== Exercise input ==
--------------------------------------------------

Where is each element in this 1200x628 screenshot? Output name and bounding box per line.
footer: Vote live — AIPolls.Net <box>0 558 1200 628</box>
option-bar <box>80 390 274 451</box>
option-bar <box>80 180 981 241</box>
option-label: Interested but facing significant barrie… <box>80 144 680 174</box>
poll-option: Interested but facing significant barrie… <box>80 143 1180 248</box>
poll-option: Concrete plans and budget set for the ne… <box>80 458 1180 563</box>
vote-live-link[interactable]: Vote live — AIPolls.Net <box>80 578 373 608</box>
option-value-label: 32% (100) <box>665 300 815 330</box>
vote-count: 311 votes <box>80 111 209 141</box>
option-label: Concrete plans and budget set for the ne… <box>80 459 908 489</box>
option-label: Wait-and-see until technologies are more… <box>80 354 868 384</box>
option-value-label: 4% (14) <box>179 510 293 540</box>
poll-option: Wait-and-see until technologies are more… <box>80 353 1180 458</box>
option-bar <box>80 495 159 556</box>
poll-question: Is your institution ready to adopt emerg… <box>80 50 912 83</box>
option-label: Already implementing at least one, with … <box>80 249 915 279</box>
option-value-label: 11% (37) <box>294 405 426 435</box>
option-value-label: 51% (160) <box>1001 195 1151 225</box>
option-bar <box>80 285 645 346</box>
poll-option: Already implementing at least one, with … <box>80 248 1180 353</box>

--------------------------------------------------

== What needs to be done ==
Put the lines above into a numbered list, leaving out any blank lines.

== Correct result ==
1. Where is each element in this 1200x628 screenshot? Output name and bounding box per line.
2. footer: Vote live — AIPolls.Net <box>0 558 1200 628</box>
3. option-bar <box>80 390 274 451</box>
4. option-bar <box>80 180 981 241</box>
5. option-label: Interested but facing significant barrie… <box>80 144 680 174</box>
6. poll-option: Interested but facing significant barrie… <box>80 143 1180 248</box>
7. poll-option: Concrete plans and budget set for the ne… <box>80 458 1180 563</box>
8. vote-live-link[interactable]: Vote live — AIPolls.Net <box>80 578 373 608</box>
9. option-value-label: 32% (100) <box>665 300 815 330</box>
10. vote-count: 311 votes <box>80 111 209 141</box>
11. option-label: Concrete plans and budget set for the ne… <box>80 459 908 489</box>
12. option-label: Wait-and-see until technologies are more… <box>80 354 868 384</box>
13. option-value-label: 4% (14) <box>179 510 293 540</box>
14. poll-option: Wait-and-see until technologies are more… <box>80 353 1180 458</box>
15. option-bar <box>80 495 159 556</box>
16. poll-question: Is your institution ready to adopt emerg… <box>80 50 912 83</box>
17. option-label: Already implementing at least one, with … <box>80 249 915 279</box>
18. option-value-label: 11% (37) <box>294 405 426 435</box>
19. option-value-label: 51% (160) <box>1001 195 1151 225</box>
20. option-bar <box>80 285 645 346</box>
21. poll-option: Already implementing at least one, with … <box>80 248 1180 353</box>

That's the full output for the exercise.